Excerpted records =

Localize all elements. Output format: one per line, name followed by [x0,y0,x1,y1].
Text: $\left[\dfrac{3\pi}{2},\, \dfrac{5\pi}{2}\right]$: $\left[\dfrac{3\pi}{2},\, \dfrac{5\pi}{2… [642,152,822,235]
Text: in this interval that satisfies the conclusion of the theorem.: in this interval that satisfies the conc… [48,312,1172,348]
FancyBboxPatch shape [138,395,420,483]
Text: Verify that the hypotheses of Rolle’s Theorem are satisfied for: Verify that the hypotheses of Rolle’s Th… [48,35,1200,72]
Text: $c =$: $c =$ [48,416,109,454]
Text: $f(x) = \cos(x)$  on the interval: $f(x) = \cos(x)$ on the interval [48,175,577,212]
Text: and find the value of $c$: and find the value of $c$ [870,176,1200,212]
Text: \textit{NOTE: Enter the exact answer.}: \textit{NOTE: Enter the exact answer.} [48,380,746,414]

Stated task =
Reproduce all of the items above, substituting "range" for every occurrence of "interval" and leaving everything else unchanged.

Task response =
Localize all elements. Output format: one per line, name followed by [x0,y0,x1,y1].
Text: $\left[\dfrac{3\pi}{2},\, \dfrac{5\pi}{2}\right]$: $\left[\dfrac{3\pi}{2},\, \dfrac{5\pi}{2… [642,152,822,235]
Text: in this range that satisfies the conclusion of the theorem.: in this range that satisfies the conc… [48,312,1172,348]
FancyBboxPatch shape [138,395,420,483]
Text: Verify that the hypotheses of Rolle’s Theorem are satisfied for: Verify that the hypotheses of Rolle’s Th… [48,35,1200,72]
Text: $c =$: $c =$ [48,416,109,454]
Text: $f(x) = \cos(x)$  on the range: $f(x) = \cos(x)$ on the range [48,175,577,212]
Text: and find the value of $c$: and find the value of $c$ [870,176,1200,212]
Text: \textit{NOTE: Enter the exact answer.}: \textit{NOTE: Enter the exact answer.} [48,380,746,414]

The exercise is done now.